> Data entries
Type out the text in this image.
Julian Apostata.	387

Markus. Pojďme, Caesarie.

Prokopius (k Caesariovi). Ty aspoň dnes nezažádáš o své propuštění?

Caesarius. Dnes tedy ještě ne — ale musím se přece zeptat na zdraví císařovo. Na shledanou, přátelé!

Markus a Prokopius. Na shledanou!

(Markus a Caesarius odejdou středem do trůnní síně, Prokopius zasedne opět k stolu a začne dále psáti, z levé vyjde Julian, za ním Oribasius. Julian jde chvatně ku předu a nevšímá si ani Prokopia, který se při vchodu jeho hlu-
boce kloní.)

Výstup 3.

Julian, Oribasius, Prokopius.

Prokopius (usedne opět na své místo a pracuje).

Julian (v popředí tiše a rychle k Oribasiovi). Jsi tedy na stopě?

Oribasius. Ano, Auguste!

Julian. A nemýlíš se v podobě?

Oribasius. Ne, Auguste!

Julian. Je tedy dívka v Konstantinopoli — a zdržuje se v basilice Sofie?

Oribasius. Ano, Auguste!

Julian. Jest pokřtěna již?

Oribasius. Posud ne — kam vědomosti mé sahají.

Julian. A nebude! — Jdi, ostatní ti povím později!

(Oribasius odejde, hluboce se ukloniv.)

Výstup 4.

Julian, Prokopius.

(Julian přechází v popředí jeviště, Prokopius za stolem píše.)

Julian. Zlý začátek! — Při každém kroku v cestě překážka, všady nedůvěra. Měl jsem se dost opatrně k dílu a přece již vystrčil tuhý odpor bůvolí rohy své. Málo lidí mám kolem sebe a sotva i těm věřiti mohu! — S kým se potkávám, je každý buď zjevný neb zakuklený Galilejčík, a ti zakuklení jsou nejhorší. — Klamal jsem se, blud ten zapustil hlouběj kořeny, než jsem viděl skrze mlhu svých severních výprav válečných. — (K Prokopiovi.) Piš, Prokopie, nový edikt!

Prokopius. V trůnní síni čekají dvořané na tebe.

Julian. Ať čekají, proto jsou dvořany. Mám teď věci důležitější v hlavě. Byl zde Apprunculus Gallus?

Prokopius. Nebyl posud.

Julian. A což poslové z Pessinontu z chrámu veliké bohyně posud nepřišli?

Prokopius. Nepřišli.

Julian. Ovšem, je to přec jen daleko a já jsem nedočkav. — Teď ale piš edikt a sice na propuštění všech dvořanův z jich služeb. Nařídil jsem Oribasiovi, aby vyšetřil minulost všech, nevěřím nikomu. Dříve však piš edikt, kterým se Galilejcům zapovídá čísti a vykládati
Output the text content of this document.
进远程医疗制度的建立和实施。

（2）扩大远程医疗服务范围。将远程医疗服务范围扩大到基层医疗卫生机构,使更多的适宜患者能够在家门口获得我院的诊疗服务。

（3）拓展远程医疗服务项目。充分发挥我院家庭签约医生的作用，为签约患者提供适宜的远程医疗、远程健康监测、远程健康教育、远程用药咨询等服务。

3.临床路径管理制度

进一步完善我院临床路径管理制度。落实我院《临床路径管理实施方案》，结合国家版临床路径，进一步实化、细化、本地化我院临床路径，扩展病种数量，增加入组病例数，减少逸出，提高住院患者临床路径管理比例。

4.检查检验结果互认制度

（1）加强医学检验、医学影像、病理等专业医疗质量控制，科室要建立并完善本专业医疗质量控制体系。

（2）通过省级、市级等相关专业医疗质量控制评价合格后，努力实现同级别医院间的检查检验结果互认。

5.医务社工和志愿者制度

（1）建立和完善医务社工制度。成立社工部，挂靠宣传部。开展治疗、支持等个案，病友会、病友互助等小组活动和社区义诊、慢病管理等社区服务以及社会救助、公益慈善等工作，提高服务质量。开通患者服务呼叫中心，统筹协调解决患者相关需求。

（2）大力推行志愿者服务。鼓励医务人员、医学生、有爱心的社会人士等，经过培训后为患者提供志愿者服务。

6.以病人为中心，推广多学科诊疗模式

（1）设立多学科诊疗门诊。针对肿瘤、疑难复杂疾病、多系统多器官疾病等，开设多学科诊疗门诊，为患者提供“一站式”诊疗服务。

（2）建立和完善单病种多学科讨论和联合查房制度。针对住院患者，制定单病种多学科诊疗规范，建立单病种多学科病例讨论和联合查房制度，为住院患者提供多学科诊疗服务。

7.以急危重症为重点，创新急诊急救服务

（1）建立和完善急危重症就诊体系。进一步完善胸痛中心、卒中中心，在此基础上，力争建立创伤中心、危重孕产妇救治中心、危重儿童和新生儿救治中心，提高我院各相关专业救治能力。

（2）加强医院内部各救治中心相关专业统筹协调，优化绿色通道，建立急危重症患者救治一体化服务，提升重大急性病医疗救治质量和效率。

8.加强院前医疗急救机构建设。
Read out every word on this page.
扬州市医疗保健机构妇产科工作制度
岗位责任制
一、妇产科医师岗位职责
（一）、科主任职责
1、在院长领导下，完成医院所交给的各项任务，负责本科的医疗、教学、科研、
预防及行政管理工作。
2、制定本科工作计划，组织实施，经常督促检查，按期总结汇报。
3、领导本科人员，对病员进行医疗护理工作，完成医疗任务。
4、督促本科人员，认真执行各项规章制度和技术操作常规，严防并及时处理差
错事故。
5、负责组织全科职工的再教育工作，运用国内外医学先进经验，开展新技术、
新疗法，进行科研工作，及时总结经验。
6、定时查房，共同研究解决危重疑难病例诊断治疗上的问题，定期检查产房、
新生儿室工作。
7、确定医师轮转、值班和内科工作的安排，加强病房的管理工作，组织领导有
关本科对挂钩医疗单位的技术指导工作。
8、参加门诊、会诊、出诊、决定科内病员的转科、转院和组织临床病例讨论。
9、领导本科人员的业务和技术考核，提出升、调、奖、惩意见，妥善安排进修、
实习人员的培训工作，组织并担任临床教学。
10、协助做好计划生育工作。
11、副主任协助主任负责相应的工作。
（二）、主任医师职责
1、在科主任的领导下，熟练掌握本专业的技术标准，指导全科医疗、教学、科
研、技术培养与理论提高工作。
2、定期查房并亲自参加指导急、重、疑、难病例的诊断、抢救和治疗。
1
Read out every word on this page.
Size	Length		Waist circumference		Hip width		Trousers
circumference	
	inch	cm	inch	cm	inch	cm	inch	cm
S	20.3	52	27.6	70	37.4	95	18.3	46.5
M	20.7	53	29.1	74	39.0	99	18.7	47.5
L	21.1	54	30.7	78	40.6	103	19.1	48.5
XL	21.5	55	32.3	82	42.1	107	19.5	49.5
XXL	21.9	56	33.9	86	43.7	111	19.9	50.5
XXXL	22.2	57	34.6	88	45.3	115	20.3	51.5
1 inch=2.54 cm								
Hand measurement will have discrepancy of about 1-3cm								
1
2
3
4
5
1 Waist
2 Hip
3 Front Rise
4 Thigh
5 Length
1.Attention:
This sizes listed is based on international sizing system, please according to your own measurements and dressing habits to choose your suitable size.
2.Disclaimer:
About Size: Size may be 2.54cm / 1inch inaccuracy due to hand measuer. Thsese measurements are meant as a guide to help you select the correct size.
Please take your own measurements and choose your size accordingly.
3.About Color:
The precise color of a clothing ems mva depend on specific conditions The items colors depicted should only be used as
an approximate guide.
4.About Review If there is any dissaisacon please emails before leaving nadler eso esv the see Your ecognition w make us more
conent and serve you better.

> PROBLEM TO WORK ON
From the first line to the last, retype the data exactly.

> WRITTEN REPLY
Type out the text in this image.
Julian Apostata.	387

Markus. Pojďme, Caesarie.

Prokopius (k Caesariovi). Ty aspoň dnes nezažádáš o své propuštění?

Caesarius. Dnes tedy ještě ne — ale musím se přece zeptat na zdraví císařovo. Na shledanou, přátelé!

Markus a Prokopius. Na shledanou!

(Markus a Caesarius odejdou středem do trůnní síně, Prokopius zasedne opět k stolu a začne dále psáti, z levé vyjde Julian, za ním Oribasius. Julian jde chvatně ku předu a nevšímá si ani Prokopia, který se při vchodu jeho hlu-
boce kloní.)

Výstup 3.

Julian, Oribasius, Prokopius.

Prokopius (usedne opět na své místo a pracuje).

Julian (v popředí tiše a rychle k Oribasiovi). Jsi tedy na stopě?

Oribasius. Ano, Auguste!

Julian. A nemýlíš se v podobě?

Oribasius. Ne, Auguste!

Julian. Je tedy dívka v Konstantinopoli — a zdržuje se v basilice Sofie?

Oribasius. Ano, Auguste!

Julian. Jest pokřtěna již?

Oribasius. Posud ne — kam vědomosti mé sahají.

Julian. A nebude! — Jdi, ostatní ti povím později!

(Oribasius odejde, hluboce se ukloniv.)

Výstup 4.

Julian, Prokopius.

(Julian přechází v popředí jeviště, Prokopius za stolem píše.)

Julian. Zlý začátek! — Při každém kroku v cestě překážka, všady nedůvěra. Měl jsem se dost opatrně k dílu a přece již vystrčil tuhý odpor bůvolí rohy své. Málo lidí mám kolem sebe a sotva i těm věřiti mohu! — S kým se potkávám, je každý buď zjevný neb zakuklený Galilejčík, a ti zakuklení jsou nejhorší. — Klamal jsem se, blud ten zapustil hlouběj kořeny, než jsem viděl skrze mlhu svých severních výprav válečných. — (K Prokopiovi.) Piš, Prokopie, nový edikt!

Prokopius. V trůnní síni čekají dvořané na tebe.

Julian. Ať čekají, proto jsou dvořany. Mám teď věci důležitější v hlavě. Byl zde Apprunculus Gallus?

Prokopius. Nebyl posud.

Julian. A což poslové z Pessinontu z chrámu veliké bohyně posud nepřišli?

Prokopius. Nepřišli.

Julian. Ovšem, je to přec jen daleko a já jsem nedočkav. — Teď ale piš edikt a sice na propuštění všech dvořanův z jich služeb. Nařídil jsem Oribasiovi, aby vyšetřil minulost všech, nevěřím nikomu. Dříve však piš edikt, kterým se Galilejcům zapovídá čísti a vykládati
Output the text content of this document.
进远程医疗制度的建立和实施。

（2）扩大远程医疗服务范围。将远程医疗服务范围扩大到基层医疗卫生机构,使更多的适宜患者能够在家门口获得我院的诊疗服务。

（3）拓展远程医疗服务项目。充分发挥我院家庭签约医生的作用，为签约患者提供适宜的远程医疗、远程健康监测、远程健康教育、远程用药咨询等服务。

3.临床路径管理制度

进一步完善我院临床路径管理制度。落实我院《临床路径管理实施方案》，结合国家版临床路径，进一步实化、细化、本地化我院临床路径，扩展病种数量，增加入组病例数，减少逸出，提高住院患者临床路径管理比例。

4.检查检验结果互认制度

（1）加强医学检验、医学影像、病理等专业医疗质量控制，科室要建立并完善本专业医疗质量控制体系。

（2）通过省级、市级等相关专业医疗质量控制评价合格后，努力实现同级别医院间的检查检验结果互认。

5.医务社工和志愿者制度

（1）建立和完善医务社工制度。成立社工部，挂靠宣传部。开展治疗、支持等个案，病友会、病友互助等小组活动和社区义诊、慢病管理等社区服务以及社会救助、公益慈善等工作，提高服务质量。开通患者服务呼叫中心，统筹协调解决患者相关需求。

（2）大力推行志愿者服务。鼓励医务人员、医学生、有爱心的社会人士等，经过培训后为患者提供志愿者服务。

6.以病人为中心，推广多学科诊疗模式

（1）设立多学科诊疗门诊。针对肿瘤、疑难复杂疾病、多系统多器官疾病等，开设多学科诊疗门诊，为患者提供“一站式”诊疗服务。

（2）建立和完善单病种多学科讨论和联合查房制度。针对住院患者，制定单病种多学科诊疗规范，建立单病种多学科病例讨论和联合查房制度，为住院患者提供多学科诊疗服务。

7.以急危重症为重点，创新急诊急救服务

（1）建立和完善急危重症就诊体系。进一步完善胸痛中心、卒中中心，在此基础上，力争建立创伤中心、危重孕产妇救治中心、危重儿童和新生儿救治中心，提高我院各相关专业救治能力。

（2）加强医院内部各救治中心相关专业统筹协调，优化绿色通道，建立急危重症患者救治一体化服务，提升重大急性病医疗救治质量和效率。

8.加强院前医疗急救机构建设。
Read out every word on this page.
扬州市医疗保健机构妇产科工作制度
岗位责任制
一、妇产科医师岗位职责
（一）、科主任职责
1、在院长领导下，完成医院所交给的各项任务，负责本科的医疗、教学、科研、
预防及行政管理工作。
2、制定本科工作计划，组织实施，经常督促检查，按期总结汇报。
3、领导本科人员，对病员进行医疗护理工作，完成医疗任务。
4、督促本科人员，认真执行各项规章制度和技术操作常规，严防并及时处理差
错事故。
5、负责组织全科职工的再教育工作，运用国内外医学先进经验，开展新技术、
新疗法，进行科研工作，及时总结经验。
6、定时查房，共同研究解决危重疑难病例诊断治疗上的问题，定期检查产房、
新生儿室工作。
7、确定医师轮转、值班和内科工作的安排，加强病房的管理工作，组织领导有
关本科对挂钩医疗单位的技术指导工作。
8、参加门诊、会诊、出诊、决定科内病员的转科、转院和组织临床病例讨论。
9、领导本科人员的业务和技术考核，提出升、调、奖、惩意见，妥善安排进修、
实习人员的培训工作，组织并担任临床教学。
10、协助做好计划生育工作。
11、副主任协助主任负责相应的工作。
（二）、主任医师职责
1、在科主任的领导下，熟练掌握本专业的技术标准，指导全科医疗、教学、科
研、技术培养与理论提高工作。
2、定期查房并亲自参加指导急、重、疑、难病例的诊断、抢救和治疗。
1
Read out every word on this page.
Size	Length		Waist circumference		Hip width		Trousers
circumference	
	inch	cm	inch	cm	inch	cm	inch	cm
S	20.3	52	27.6	70	37.4	95	18.3	46.5
M	20.7	53	29.1	74	39.0	99	18.7	47.5
L	21.1	54	30.7	78	40.6	103	19.1	48.5
XL	21.5	55	32.3	82	42.1	107	19.5	49.5
XXL	21.9	56	33.9	86	43.7	111	19.9	50.5
XXXL	22.2	57	34.6	88	45.3	115	20.3	51.5
1 inch=2.54 cm								
Hand measurement will have discrepancy of about 1-3cm								
1
2
3
4
5
1 Waist
2 Hip
3 Front Rise
4 Thigh
5 Length
1.Attention:
This sizes listed is based on international sizing system, please according to your own measurements and dressing habits to choose your suitable size.
2.Disclaimer:
About Size: Size may be 2.54cm / 1inch inaccuracy due to hand measuer. Thsese measurements are meant as a guide to help you select the correct size.
Please take your own measurements and choose your size accordingly.
3.About Color:
The precise color of a clothing ems mva depend on specific conditions The items colors depicted should only be used as
an approximate guide.
4.About Review If there is any dissaisacon please emails before leaving nadler eso esv the see Your ecognition w make us more
conent and serve you better.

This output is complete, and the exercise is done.